** WORK REQUIRED **
Count the lines below that contain the string "tick". Reply with the number alone.

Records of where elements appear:
— begin —

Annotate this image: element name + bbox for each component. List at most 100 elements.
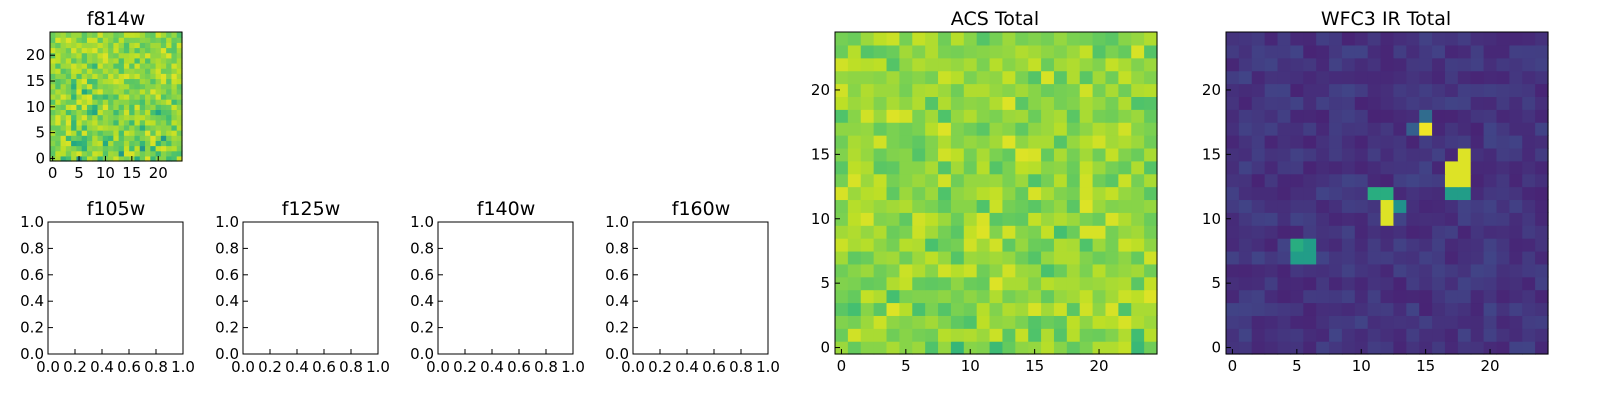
heatmap-cell [55,37,62,43]
heatmap-cell [65,68,72,74]
heatmap-cell [1118,173,1132,188]
heatmap-cell [171,88,178,95]
heatmap-cell [81,135,88,141]
heatmap-cell [1457,212,1472,226]
heatmap-cell [989,276,1004,291]
heatmap-cell [835,186,849,201]
y-tick-label: 1.0 [605,213,629,231]
y-tick-label: 10 [811,210,830,228]
heatmap-cell [938,250,952,265]
heatmap-cell [1053,44,1068,59]
heatmap-cell [835,96,849,110]
heatmap-cell [1432,250,1446,265]
heatmap-cell [938,57,952,72]
heatmap-cell [847,160,862,175]
heatmap-cell [886,122,900,136]
heatmap-cell [1367,160,1382,175]
heatmap-cell [1092,315,1107,329]
heatmap-cell [1053,289,1068,304]
heatmap-cell [145,150,151,157]
heatmap-cell [1457,276,1472,291]
heatmap-cell [1290,212,1304,226]
heatmap-cell [912,173,926,188]
heatmap-cell [1367,212,1382,226]
heatmap-cell [1277,32,1291,46]
heatmap-cell [1316,122,1330,136]
heatmap-cell [86,135,93,141]
heatmap-cell [1393,212,1407,226]
heatmap-cell [129,88,136,95]
heatmap-cell [1144,238,1158,252]
heatmap-cell [1535,96,1549,110]
heatmap-cell [1118,70,1132,85]
heatmap-cell [1354,160,1369,175]
heatmap-cell [938,199,952,213]
heatmap-cell [134,62,141,69]
heatmap-cell [108,155,114,162]
heatmap-cell [847,263,862,278]
heatmap-cell [1144,135,1158,149]
y-tick-label: 5 [820,274,830,292]
heatmap-cell [886,44,900,59]
heatmap-cell [950,122,965,136]
heatmap-cell [1496,135,1510,149]
heatmap-cell [50,114,56,121]
heatmap-cell [86,124,93,131]
heatmap-cell [81,150,88,157]
heatmap-cell [102,62,109,69]
heatmap-cell [166,88,173,95]
heatmap-cell [1238,238,1253,252]
heatmap-cell [1509,147,1523,162]
heatmap-cell [81,124,88,131]
x-tick-label: 0.0 [621,358,645,376]
heatmap-cell [76,78,83,85]
heatmap-cell [1380,57,1395,72]
heatmap-cell [835,212,849,226]
heatmap-cell [847,57,862,72]
heatmap-cell [1432,238,1446,252]
heatmap-cell [860,57,875,72]
heatmap-cell [92,114,99,121]
heatmap-cell [97,93,104,100]
heatmap-cell [1316,276,1330,291]
heatmap-cell [1028,57,1042,72]
heatmap-cell [1354,199,1369,213]
heatmap-cell [139,140,146,147]
heatmap-cell [1444,276,1459,291]
heatmap-cell [976,32,991,46]
heatmap-cell [1522,96,1536,110]
heatmap-cell [81,83,88,90]
heatmap-cell [912,250,926,265]
heatmap-cell [1131,276,1145,291]
heatmap-cell [1316,302,1330,316]
heatmap-cell [1015,238,1029,252]
heatmap-cell [1354,302,1369,316]
heatmap-cell [1041,70,1055,85]
heatmap-cell [166,145,173,152]
heatmap-cell [1509,173,1523,188]
heatmap-cell [113,124,120,131]
heatmap-cell [963,302,978,316]
heatmap-cell [989,109,1004,123]
heatmap-cell [50,83,56,90]
heatmap-cell [847,315,862,329]
heatmap-cell [134,73,141,80]
heatmap-cell [160,62,167,69]
heatmap-cell [1277,212,1291,226]
heatmap-cell [1131,212,1145,226]
heatmap-cell [60,73,67,80]
heatmap-cell [139,32,146,38]
heatmap-cell [1238,212,1253,226]
heatmap-cell [150,78,157,85]
heatmap-cell [108,73,114,80]
heatmap-cell [160,114,167,121]
heatmap-cell [976,122,991,136]
heatmap-cell [1264,44,1279,59]
heatmap-cell [1303,96,1317,110]
heatmap-cell [113,155,120,162]
heatmap-cell [1470,263,1485,278]
heatmap-cell [155,88,162,95]
heatmap-cell [118,73,125,80]
heatmap-cell [1238,276,1253,291]
heatmap-cell [1092,199,1107,213]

— end —

** WRITTEN ANSWER **
4